PROVIDED RECORDS:
• • • •

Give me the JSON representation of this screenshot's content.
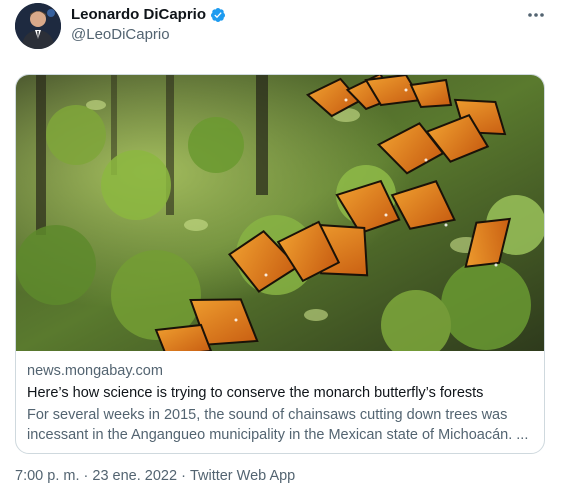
{
  "author": {
    "display_name": "Leonardo DiCaprio",
    "handle": "@LeoDiCaprio",
    "verified_icon": "verified-badge-icon",
    "avatar_icon": "profile-photo"
  },
  "menu": {
    "icon": "more-options-icon"
  },
  "card": {
    "domain": "news.mongabay.com",
    "title": "Here’s how science is trying to conserve the monarch butterfly’s forests",
    "description_line1": "For several weeks in 2015, the sound of chainsaws cutting down trees was",
    "description_line2": "incessant in the Angangueo municipality in the Mexican state of Michoacán. ...",
    "image": "monarch-butterflies-photo"
  },
  "meta": {
    "time": "7:00 p. m.",
    "separator": " · ",
    "date": "23 ene. 2022",
    "source": "Twitter Web App"
  },
  "colors": {
    "primary_text": "#0f1419",
    "secondary_text": "#536471",
    "verified_blue": "#1d9bf0",
    "card_border": "#cfd9de"
  }
}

• • • •

The data above needs to be retyped exactly, with the images left out.

RESPONSE TO THE EXERCISE:
Give me the JSON representation of this screenshot's content.
{
  "author": {
    "display_name": "Leonardo DiCaprio",
    "handle": "@LeoDiCaprio",
    "verified_icon": "verified-badge-icon",
    "avatar_icon": "profile-photo"
  },
  "menu": {
    "icon": "more-options-icon"
  },
  "card": {
    "domain": "news.mongabay.com",
    "title": "Here’s how science is trying to conserve the monarch butterfly’s forests",
    "description_line1": "For several weeks in 2015, the sound of chainsaws cutting down trees was",
    "description_line2": "incessant in the Angangueo municipality in the Mexican state of Michoacán. ...",
    "image": "monarch-butterflies-photo"
  },
  "meta": {
    "time": "7:00 p. m.",
    "separator": " · ",
    "date": "23 ene. 2022",
    "source": "Twitter Web App"
  },
  "colors": {
    "primary_text": "#0f1419",
    "secondary_text": "#536471",
    "verified_blue": "#1d9bf0",
    "card_border": "#cfd9de"
  }
}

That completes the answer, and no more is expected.